• **WHAT TO WORK ON**: Copy the records line by line, starting at the first line and stopping after the line that contains "point (322, 201, 326, 205)".

• **INPUT FOR THIS TASK**:

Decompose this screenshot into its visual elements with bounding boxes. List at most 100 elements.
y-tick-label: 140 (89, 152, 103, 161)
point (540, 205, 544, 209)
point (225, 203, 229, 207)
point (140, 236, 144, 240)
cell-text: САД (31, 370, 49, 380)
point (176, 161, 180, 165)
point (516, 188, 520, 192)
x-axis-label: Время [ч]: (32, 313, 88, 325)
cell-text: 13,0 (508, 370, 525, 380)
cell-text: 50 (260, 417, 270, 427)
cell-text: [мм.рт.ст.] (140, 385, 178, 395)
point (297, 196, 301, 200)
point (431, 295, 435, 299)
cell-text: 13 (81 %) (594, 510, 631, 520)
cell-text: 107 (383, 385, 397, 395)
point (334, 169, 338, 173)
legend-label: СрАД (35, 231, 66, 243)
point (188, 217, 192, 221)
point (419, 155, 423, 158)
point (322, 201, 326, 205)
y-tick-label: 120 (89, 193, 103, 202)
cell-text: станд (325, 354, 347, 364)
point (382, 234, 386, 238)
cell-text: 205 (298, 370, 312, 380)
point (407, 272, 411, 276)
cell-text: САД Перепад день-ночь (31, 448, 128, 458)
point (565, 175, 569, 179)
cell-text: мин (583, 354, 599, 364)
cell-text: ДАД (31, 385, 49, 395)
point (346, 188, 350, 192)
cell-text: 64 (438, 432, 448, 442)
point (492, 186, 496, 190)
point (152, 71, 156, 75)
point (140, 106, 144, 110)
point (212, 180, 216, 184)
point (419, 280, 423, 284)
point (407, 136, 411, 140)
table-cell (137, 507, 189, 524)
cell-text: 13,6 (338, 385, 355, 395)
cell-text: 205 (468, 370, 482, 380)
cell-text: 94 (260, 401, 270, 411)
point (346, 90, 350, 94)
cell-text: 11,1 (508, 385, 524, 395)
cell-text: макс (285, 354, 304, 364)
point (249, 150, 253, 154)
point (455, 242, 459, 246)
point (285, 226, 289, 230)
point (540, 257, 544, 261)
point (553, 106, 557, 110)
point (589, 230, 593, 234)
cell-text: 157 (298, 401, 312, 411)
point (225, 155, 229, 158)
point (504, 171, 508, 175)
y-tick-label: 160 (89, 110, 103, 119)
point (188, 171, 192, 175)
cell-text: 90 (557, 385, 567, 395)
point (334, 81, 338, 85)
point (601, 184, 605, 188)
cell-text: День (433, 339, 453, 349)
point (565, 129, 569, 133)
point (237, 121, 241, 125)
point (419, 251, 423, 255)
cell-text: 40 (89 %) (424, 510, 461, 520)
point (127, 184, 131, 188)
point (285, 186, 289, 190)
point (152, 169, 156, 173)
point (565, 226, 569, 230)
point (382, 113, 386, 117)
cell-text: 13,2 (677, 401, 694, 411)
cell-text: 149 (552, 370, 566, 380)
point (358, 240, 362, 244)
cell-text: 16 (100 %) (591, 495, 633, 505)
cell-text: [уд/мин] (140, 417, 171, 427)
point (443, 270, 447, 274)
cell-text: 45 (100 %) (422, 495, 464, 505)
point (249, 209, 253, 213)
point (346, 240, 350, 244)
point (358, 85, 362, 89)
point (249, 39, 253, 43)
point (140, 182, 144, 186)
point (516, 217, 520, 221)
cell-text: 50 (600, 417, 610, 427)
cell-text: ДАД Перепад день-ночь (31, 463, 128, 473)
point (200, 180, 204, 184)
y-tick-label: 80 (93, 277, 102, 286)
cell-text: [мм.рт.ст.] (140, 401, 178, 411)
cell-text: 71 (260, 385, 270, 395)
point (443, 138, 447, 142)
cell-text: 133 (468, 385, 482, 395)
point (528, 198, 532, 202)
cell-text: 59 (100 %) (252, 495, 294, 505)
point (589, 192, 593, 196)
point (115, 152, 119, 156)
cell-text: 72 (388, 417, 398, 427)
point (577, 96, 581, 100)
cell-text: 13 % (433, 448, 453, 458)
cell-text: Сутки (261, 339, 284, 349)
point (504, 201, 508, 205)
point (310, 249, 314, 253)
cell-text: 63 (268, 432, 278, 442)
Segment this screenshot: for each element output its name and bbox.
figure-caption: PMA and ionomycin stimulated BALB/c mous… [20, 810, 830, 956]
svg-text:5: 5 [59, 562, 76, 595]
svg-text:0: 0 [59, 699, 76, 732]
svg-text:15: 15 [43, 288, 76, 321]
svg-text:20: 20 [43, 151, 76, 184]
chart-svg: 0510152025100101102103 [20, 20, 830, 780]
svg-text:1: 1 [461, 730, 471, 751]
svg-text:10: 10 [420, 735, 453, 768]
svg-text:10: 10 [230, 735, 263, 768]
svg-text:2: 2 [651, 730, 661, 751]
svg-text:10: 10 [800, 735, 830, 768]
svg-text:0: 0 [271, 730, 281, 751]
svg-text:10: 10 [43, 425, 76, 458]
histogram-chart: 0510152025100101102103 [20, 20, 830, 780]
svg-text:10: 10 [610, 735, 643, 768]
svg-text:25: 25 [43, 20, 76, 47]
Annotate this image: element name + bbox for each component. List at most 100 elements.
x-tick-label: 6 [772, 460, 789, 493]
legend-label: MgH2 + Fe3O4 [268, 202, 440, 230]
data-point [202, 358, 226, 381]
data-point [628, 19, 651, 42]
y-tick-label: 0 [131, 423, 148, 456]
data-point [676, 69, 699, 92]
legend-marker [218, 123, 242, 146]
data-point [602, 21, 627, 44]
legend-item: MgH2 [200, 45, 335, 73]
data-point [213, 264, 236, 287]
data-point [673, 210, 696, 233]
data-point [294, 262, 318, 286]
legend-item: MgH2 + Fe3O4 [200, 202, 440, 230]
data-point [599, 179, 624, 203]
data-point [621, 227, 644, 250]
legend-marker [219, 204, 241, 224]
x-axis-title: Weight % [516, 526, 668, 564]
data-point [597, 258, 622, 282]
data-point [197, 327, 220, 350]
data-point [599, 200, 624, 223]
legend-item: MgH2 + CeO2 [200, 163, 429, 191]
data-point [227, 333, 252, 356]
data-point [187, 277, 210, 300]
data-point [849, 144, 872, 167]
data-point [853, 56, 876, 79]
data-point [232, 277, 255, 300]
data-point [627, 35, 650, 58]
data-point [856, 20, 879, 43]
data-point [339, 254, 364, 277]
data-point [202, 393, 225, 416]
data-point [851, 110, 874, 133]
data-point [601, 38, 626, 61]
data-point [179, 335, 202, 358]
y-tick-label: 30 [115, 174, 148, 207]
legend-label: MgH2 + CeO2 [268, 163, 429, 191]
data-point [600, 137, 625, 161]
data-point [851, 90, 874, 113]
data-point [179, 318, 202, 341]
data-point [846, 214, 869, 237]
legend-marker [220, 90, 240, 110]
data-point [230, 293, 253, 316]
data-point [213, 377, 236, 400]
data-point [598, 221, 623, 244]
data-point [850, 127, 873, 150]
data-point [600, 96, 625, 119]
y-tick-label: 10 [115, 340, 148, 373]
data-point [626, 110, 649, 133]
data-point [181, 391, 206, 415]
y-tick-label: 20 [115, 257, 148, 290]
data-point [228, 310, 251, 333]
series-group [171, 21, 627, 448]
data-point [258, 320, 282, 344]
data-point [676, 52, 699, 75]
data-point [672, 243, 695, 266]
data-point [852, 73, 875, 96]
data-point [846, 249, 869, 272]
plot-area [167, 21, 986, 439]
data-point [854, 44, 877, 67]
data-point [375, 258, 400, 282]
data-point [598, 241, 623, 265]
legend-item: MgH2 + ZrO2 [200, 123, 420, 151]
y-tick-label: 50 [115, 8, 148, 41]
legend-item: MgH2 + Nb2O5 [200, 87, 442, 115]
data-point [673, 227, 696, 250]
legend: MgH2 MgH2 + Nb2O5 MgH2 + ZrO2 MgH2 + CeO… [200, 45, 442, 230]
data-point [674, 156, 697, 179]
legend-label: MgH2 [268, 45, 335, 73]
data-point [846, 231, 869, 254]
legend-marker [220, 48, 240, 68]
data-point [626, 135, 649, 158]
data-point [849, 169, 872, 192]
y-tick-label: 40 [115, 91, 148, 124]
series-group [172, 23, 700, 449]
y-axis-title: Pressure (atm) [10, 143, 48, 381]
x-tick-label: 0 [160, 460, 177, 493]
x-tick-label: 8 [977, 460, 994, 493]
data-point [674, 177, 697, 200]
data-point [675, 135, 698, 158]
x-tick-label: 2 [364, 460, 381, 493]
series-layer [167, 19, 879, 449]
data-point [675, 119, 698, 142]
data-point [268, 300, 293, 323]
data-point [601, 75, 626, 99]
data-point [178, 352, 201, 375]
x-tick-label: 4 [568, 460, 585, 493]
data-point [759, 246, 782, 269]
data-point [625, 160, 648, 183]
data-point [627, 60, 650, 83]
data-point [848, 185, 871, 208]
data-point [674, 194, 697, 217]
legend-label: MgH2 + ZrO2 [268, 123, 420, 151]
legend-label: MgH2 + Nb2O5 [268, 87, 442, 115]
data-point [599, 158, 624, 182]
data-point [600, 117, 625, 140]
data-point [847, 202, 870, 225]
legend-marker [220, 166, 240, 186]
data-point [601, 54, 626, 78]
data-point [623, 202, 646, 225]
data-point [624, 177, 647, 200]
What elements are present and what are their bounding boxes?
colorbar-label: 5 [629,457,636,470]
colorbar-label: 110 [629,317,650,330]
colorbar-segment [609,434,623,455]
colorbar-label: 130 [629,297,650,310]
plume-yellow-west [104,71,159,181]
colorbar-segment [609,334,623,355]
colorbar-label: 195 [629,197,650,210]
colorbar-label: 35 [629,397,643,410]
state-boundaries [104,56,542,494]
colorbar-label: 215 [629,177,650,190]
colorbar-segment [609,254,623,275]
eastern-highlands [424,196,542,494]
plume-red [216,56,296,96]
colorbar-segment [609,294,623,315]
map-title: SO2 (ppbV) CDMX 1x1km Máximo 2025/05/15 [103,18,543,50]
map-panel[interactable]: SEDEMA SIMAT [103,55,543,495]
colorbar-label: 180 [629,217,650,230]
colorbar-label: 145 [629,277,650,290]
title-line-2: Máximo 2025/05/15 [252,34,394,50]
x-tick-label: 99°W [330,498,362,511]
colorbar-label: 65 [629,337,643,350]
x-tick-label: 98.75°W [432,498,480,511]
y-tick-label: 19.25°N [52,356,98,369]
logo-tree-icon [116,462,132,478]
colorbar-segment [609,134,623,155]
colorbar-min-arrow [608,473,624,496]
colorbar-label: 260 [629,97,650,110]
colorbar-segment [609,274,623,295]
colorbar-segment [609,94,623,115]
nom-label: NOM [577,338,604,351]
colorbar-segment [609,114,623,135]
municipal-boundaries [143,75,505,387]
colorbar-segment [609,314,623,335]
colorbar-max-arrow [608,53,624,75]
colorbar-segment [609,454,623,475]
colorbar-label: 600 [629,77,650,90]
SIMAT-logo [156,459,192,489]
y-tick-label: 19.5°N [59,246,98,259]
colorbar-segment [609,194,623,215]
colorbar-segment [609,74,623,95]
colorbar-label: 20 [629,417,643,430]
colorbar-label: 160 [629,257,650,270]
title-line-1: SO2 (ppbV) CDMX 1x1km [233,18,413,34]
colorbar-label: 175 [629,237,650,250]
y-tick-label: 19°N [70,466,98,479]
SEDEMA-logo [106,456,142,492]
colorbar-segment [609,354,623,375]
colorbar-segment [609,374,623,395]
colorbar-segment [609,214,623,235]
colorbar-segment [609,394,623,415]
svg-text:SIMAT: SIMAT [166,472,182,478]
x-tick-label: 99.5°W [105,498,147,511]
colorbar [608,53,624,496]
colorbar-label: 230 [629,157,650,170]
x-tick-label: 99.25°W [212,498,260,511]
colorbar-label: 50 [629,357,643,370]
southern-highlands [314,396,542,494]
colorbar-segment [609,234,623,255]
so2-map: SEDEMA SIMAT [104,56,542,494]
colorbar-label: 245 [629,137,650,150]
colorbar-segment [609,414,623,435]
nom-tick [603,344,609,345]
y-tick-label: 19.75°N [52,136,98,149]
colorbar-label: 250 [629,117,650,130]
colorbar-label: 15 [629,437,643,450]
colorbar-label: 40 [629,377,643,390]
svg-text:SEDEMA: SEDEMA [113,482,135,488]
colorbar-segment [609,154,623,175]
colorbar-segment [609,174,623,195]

• **SOLUTION**:
Decompose this screenshot into its visual elements with bounding boxes. List at most 100 elements.
y-tick-label: 140 (89, 152, 103, 161)
point (540, 205, 544, 209)
point (225, 203, 229, 207)
point (140, 236, 144, 240)
cell-text: САД (31, 370, 49, 380)
point (176, 161, 180, 165)
point (516, 188, 520, 192)
x-axis-label: Время [ч]: (32, 313, 88, 325)
cell-text: 13,0 (508, 370, 525, 380)
cell-text: 50 (260, 417, 270, 427)
cell-text: [мм.рт.ст.] (140, 385, 178, 395)
point (297, 196, 301, 200)
point (431, 295, 435, 299)
cell-text: 13 (81 %) (594, 510, 631, 520)
cell-text: 107 (383, 385, 397, 395)
point (334, 169, 338, 173)
legend-label: СрАД (35, 231, 66, 243)
point (188, 217, 192, 221)
point (419, 155, 423, 158)
point (322, 201, 326, 205)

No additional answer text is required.